§ Problem statement
In the material below, the lines containing the word "purple" are required; copy each of them.

***** Raw data

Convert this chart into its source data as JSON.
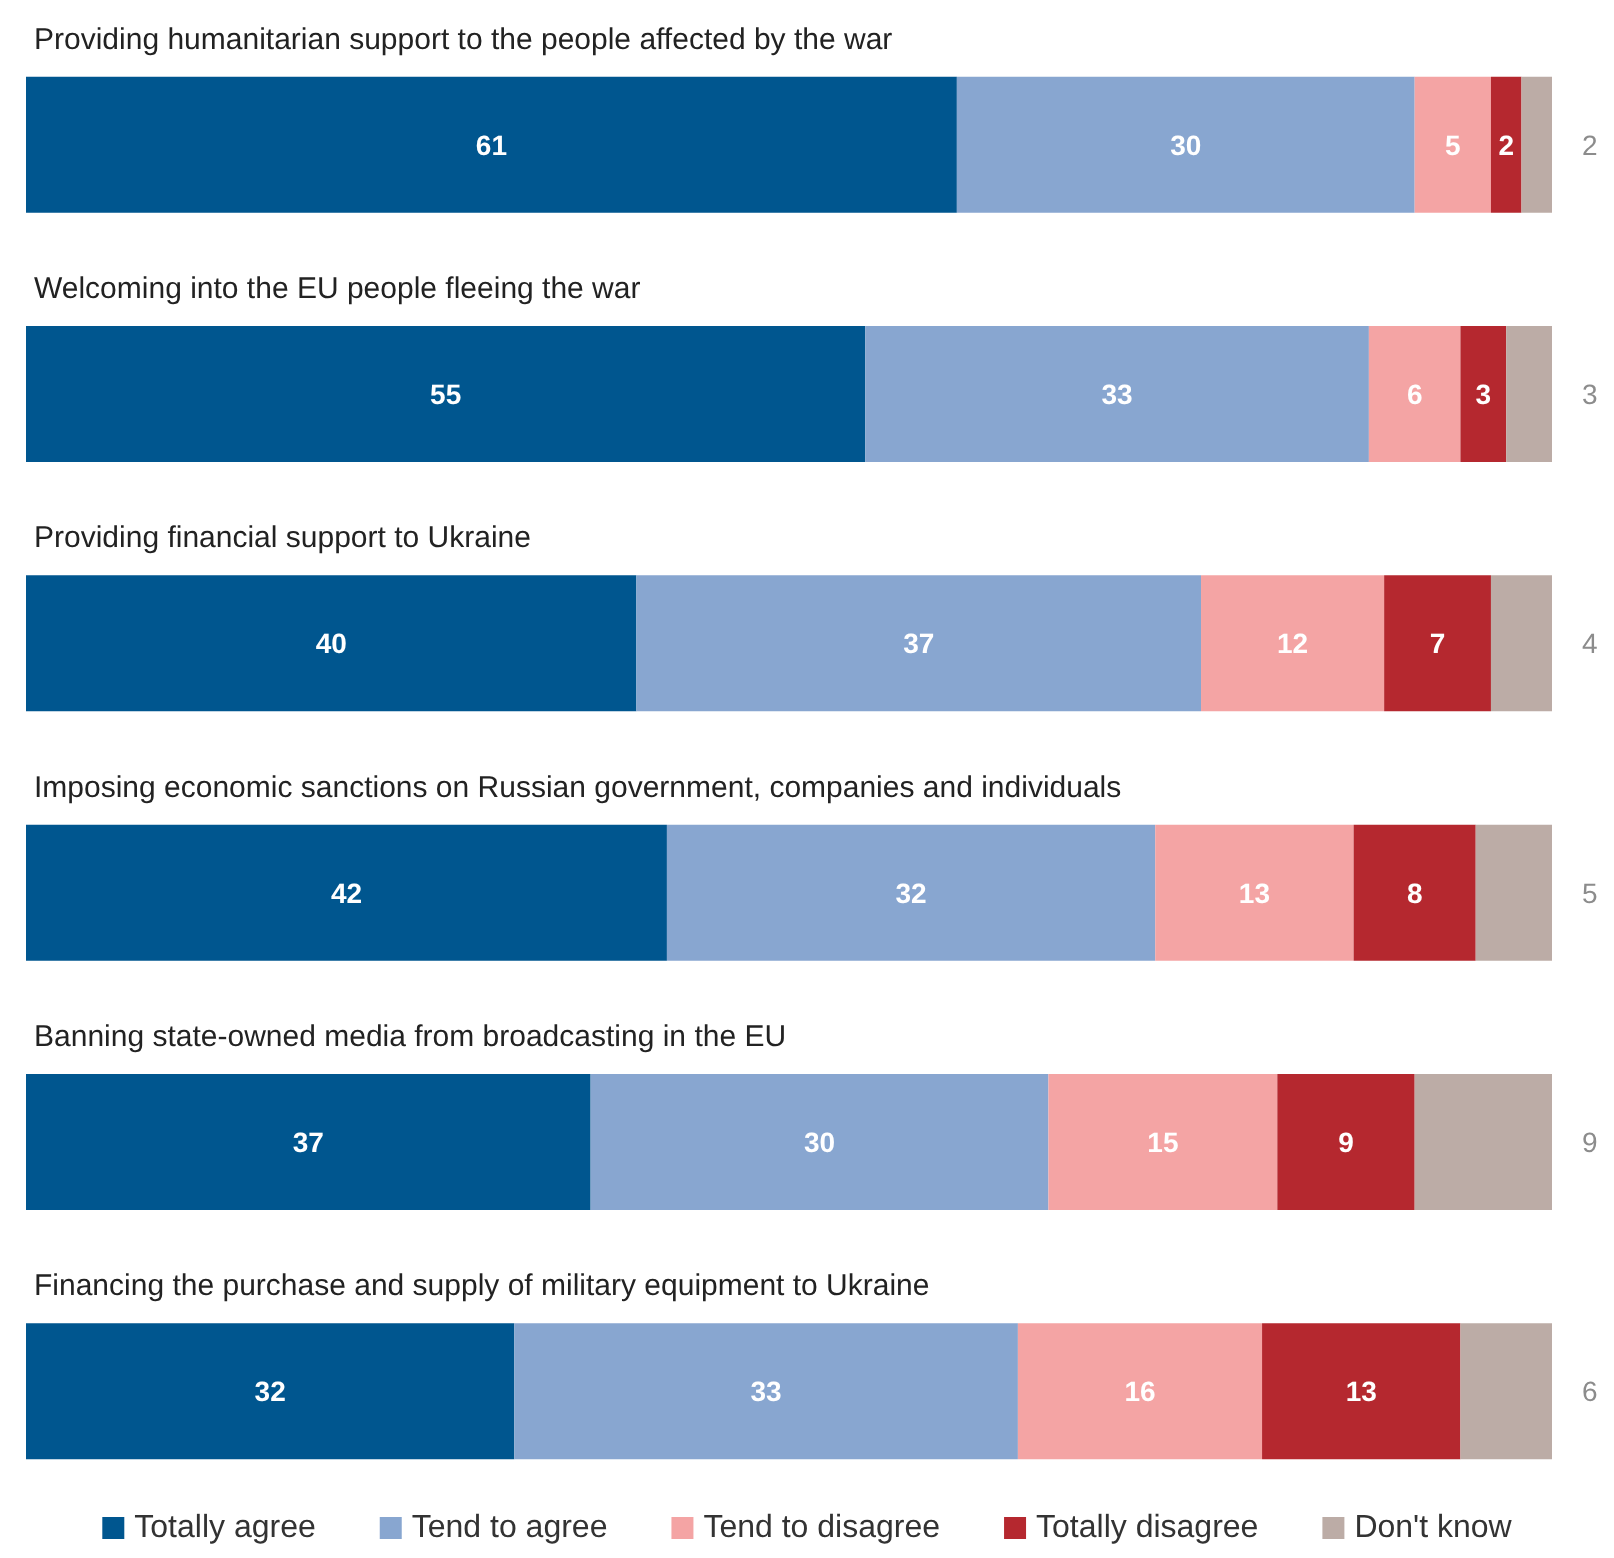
{
  "chart_data": {
    "type": "bar",
    "orientation": "horizontal",
    "stacked": true,
    "categories": [
      "Providing humanitarian support to the people affected by the war",
      "Welcoming into the EU people fleeing the war",
      "Providing financial support to Ukraine",
      "Imposing economic sanctions on Russian government, companies and individuals",
      "Banning state-owned media from broadcasting in the EU",
      "Financing the purchase and supply of military equipment to Ukraine"
    ],
    "series": [
      {
        "name": "Totally agree",
        "color": "#00568f",
        "values": [
          61,
          55,
          40,
          42,
          37,
          32
        ]
      },
      {
        "name": "Tend to agree",
        "color": "#88a6d0",
        "values": [
          30,
          33,
          37,
          32,
          30,
          33
        ]
      },
      {
        "name": "Tend to disagree",
        "color": "#f4a4a4",
        "values": [
          5,
          6,
          12,
          13,
          15,
          16
        ]
      },
      {
        "name": "Totally disagree",
        "color": "#b5282f",
        "values": [
          2,
          3,
          7,
          8,
          9,
          13
        ]
      },
      {
        "name": "Don't know",
        "color": "#bcaca6",
        "values": [
          2,
          3,
          4,
          5,
          9,
          6
        ]
      }
    ],
    "xlim": [
      0,
      100
    ],
    "tick_labels": "y",
    "data_labels": true,
    "legend": "bottom"
  }
}
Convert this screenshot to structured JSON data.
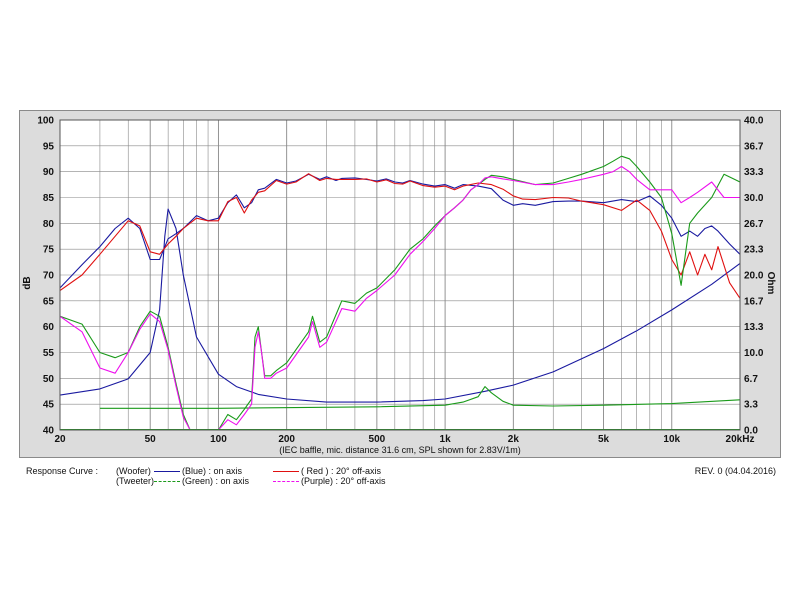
{
  "chart_data": {
    "type": "line",
    "x_scale": "log",
    "xlim": [
      20,
      20000
    ],
    "ylim": [
      40,
      100
    ],
    "y2lim": [
      0,
      40
    ],
    "grid": true,
    "ylabel": "dB",
    "y2label": "Ohm",
    "x_ticks": [
      "20",
      "50",
      "100",
      "200",
      "500",
      "1k",
      "2k",
      "5k",
      "10k",
      "20kHz"
    ],
    "x_tick_values": [
      20,
      50,
      100,
      200,
      500,
      1000,
      2000,
      5000,
      10000,
      20000
    ],
    "y_ticks": [
      "100",
      "95",
      "90",
      "85",
      "80",
      "75",
      "70",
      "65",
      "60",
      "55",
      "50",
      "45",
      "40"
    ],
    "y2_ticks": [
      "40.0",
      "36.7",
      "33.3",
      "30.0",
      "26.7",
      "23.3",
      "20.0",
      "16.7",
      "13.3",
      "10.0",
      "6.7",
      "3.3",
      "0.0"
    ],
    "caption": "(IEC baffle, mic. distance 31.6 cm, SPL shown for 2.83V/1m)",
    "series": [
      {
        "name": "Woofer impedance",
        "color": "#1a1aa0",
        "axis": "ohm",
        "x": [
          20,
          30,
          40,
          50,
          55,
          58,
          60,
          65,
          70,
          80,
          100,
          120,
          150,
          200,
          300,
          500,
          800,
          1000,
          1500,
          2000,
          3000,
          5000,
          7000,
          10000,
          15000,
          20000
        ],
        "y": [
          4.5,
          5.3,
          6.6,
          10,
          15.5,
          25,
          28.5,
          26,
          20,
          12,
          7.2,
          5.6,
          4.6,
          4.0,
          3.6,
          3.6,
          3.8,
          4.0,
          5.0,
          5.8,
          7.5,
          10.5,
          12.8,
          15.5,
          18.8,
          21.5
        ]
      },
      {
        "name": "Tweeter impedance",
        "color": "#1a9a1a",
        "axis": "ohm",
        "x": [
          30,
          100,
          500,
          1000,
          1200,
          1400,
          1500,
          1600,
          1800,
          2000,
          3000,
          5000,
          10000,
          20000
        ],
        "y": [
          2.8,
          2.8,
          3.0,
          3.2,
          3.6,
          4.3,
          5.6,
          4.8,
          3.7,
          3.2,
          3.1,
          3.2,
          3.4,
          3.9
        ]
      },
      {
        "name": "Woofer on axis",
        "color": "#1a1aa0",
        "axis": "db",
        "x": [
          20,
          25,
          30,
          35,
          40,
          45,
          50,
          55,
          60,
          65,
          70,
          80,
          90,
          100,
          110,
          120,
          130,
          140,
          150,
          160,
          180,
          200,
          220,
          250,
          280,
          300,
          330,
          350,
          400,
          450,
          500,
          550,
          600,
          650,
          700,
          800,
          900,
          1000,
          1100,
          1200,
          1400,
          1600,
          1800,
          2000,
          2200,
          2500,
          3000,
          3500,
          4000,
          5000,
          6000,
          7000,
          8000,
          9000,
          10000,
          11000,
          12000,
          13000,
          14000,
          15000,
          16000,
          18000,
          20000
        ],
        "y": [
          67.5,
          72,
          75.5,
          79,
          81,
          79,
          73,
          73,
          77,
          78,
          79,
          81.5,
          80.5,
          81,
          84,
          85.5,
          83,
          84,
          86.5,
          86.8,
          88.5,
          87.8,
          88.2,
          89.5,
          88.5,
          89,
          88.3,
          88.7,
          88.8,
          88.5,
          88.2,
          88.6,
          88,
          87.8,
          88.3,
          87.6,
          87.2,
          87.5,
          86.8,
          87.5,
          87.2,
          86.7,
          84.5,
          83.5,
          83.8,
          83.5,
          84.2,
          84.3,
          84.3,
          84,
          84.6,
          84.2,
          85.3,
          83.5,
          81,
          77.5,
          78.5,
          77.5,
          79,
          79.5,
          78.5,
          76,
          74
        ]
      },
      {
        "name": "Woofer 20° off-axis",
        "color": "#e01010",
        "axis": "db",
        "x": [
          20,
          25,
          30,
          35,
          40,
          45,
          50,
          55,
          60,
          65,
          70,
          80,
          90,
          100,
          110,
          120,
          130,
          140,
          150,
          160,
          180,
          200,
          220,
          250,
          280,
          300,
          330,
          350,
          400,
          450,
          500,
          550,
          600,
          650,
          700,
          800,
          900,
          1000,
          1100,
          1200,
          1400,
          1600,
          1800,
          2000,
          2200,
          2500,
          3000,
          3500,
          4000,
          5000,
          6000,
          7000,
          8000,
          9000,
          10000,
          11000,
          12000,
          13000,
          14000,
          15000,
          16000,
          18000,
          20000
        ],
        "y": [
          67,
          70,
          74,
          77.5,
          80.5,
          79.5,
          74.5,
          74,
          76,
          77.5,
          79,
          81,
          80.5,
          80.5,
          84.2,
          85,
          82,
          84.5,
          86,
          86.3,
          88.3,
          87.6,
          88,
          89.6,
          88.3,
          88.7,
          88.5,
          88.5,
          88.5,
          88.6,
          88,
          88.4,
          87.7,
          87.6,
          88.2,
          87.3,
          87,
          87.2,
          86.5,
          87.2,
          87.8,
          87.5,
          86.6,
          85.3,
          84.7,
          84.6,
          85,
          84.9,
          84.3,
          83.6,
          82.5,
          84.5,
          82.5,
          78.5,
          73,
          70,
          74.5,
          70,
          74,
          71,
          75.5,
          68.5,
          65.5
        ]
      },
      {
        "name": "Tweeter on axis",
        "color": "#1a9a1a",
        "axis": "db",
        "x": [
          20,
          25,
          30,
          35,
          40,
          45,
          50,
          55,
          60,
          65,
          70,
          75,
          100,
          110,
          120,
          130,
          140,
          145,
          150,
          155,
          160,
          170,
          180,
          200,
          250,
          260,
          280,
          300,
          350,
          400,
          450,
          500,
          600,
          700,
          800,
          900,
          1000,
          1100,
          1200,
          1300,
          1400,
          1500,
          1600,
          1800,
          2000,
          2500,
          3000,
          3500,
          4000,
          5000,
          5500,
          6000,
          6500,
          7000,
          8000,
          9000,
          10000,
          11000,
          12000,
          13000,
          15000,
          17000,
          20000
        ],
        "y": [
          62,
          60.5,
          55,
          54,
          55,
          60,
          63,
          62,
          56,
          49,
          43,
          40,
          40,
          43,
          42,
          44,
          46,
          58,
          60,
          55,
          50.5,
          50.5,
          51.5,
          53,
          59,
          62,
          57,
          58,
          65,
          64.5,
          66.5,
          67.5,
          71,
          75,
          77,
          79.5,
          81.5,
          83,
          84.5,
          86.5,
          87.5,
          88.5,
          89.3,
          89,
          88.5,
          87.5,
          87.8,
          88.7,
          89.5,
          91,
          92,
          93,
          92.5,
          91,
          88,
          85,
          78,
          68,
          80,
          82,
          85,
          89.5,
          88
        ]
      },
      {
        "name": "Tweeter 20° off-axis",
        "color": "#ee10ee",
        "axis": "db",
        "x": [
          20,
          25,
          30,
          35,
          40,
          45,
          50,
          55,
          60,
          65,
          70,
          75,
          100,
          110,
          120,
          130,
          140,
          145,
          150,
          155,
          160,
          170,
          180,
          200,
          250,
          260,
          280,
          300,
          350,
          400,
          450,
          500,
          600,
          700,
          800,
          900,
          1000,
          1100,
          1200,
          1300,
          1400,
          1500,
          1600,
          1800,
          2000,
          2500,
          3000,
          3500,
          4000,
          5000,
          5500,
          6000,
          6500,
          7000,
          8000,
          9000,
          10000,
          11000,
          12000,
          13000,
          15000,
          17000,
          20000
        ],
        "y": [
          62,
          59,
          52,
          51,
          55,
          59.5,
          62.5,
          61,
          55.5,
          48.5,
          42.5,
          40,
          40,
          42,
          41,
          43,
          45,
          56,
          59,
          55,
          50,
          50,
          51,
          52,
          58,
          61,
          56,
          57,
          63.5,
          63,
          65.5,
          67,
          70,
          74,
          76.5,
          79,
          81.5,
          83,
          84.5,
          86.5,
          87.5,
          88.8,
          89,
          88.6,
          88.3,
          87.5,
          87.5,
          88,
          88.5,
          89.5,
          90,
          91,
          90,
          88.5,
          86.5,
          86.5,
          86.5,
          84,
          85,
          86,
          88,
          85,
          85
        ]
      }
    ]
  },
  "legend": {
    "title": "Response Curve :",
    "woofer": "(Woofer)",
    "tweeter": "(Tweeter)",
    "blue": "(Blue)  : on axis",
    "green": "(Green) : on axis",
    "red": "( Red ) : 20° off-axis",
    "purple": "(Purple) : 20° off-axis",
    "revision": "REV. 0 (04.04.2016)",
    "colors": {
      "blue": "#1a1aa0",
      "green": "#1a9a1a",
      "red": "#e01010",
      "purple": "#ee10ee"
    }
  }
}
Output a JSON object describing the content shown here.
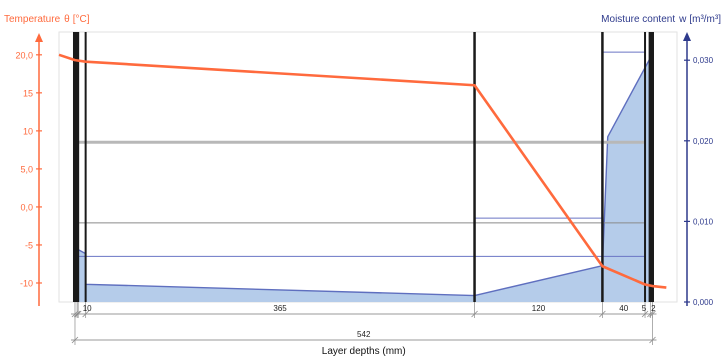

**********

§ Expected output
    "purple": "(Purple) : 20° off-axis",
      "purple": "#ee10ee"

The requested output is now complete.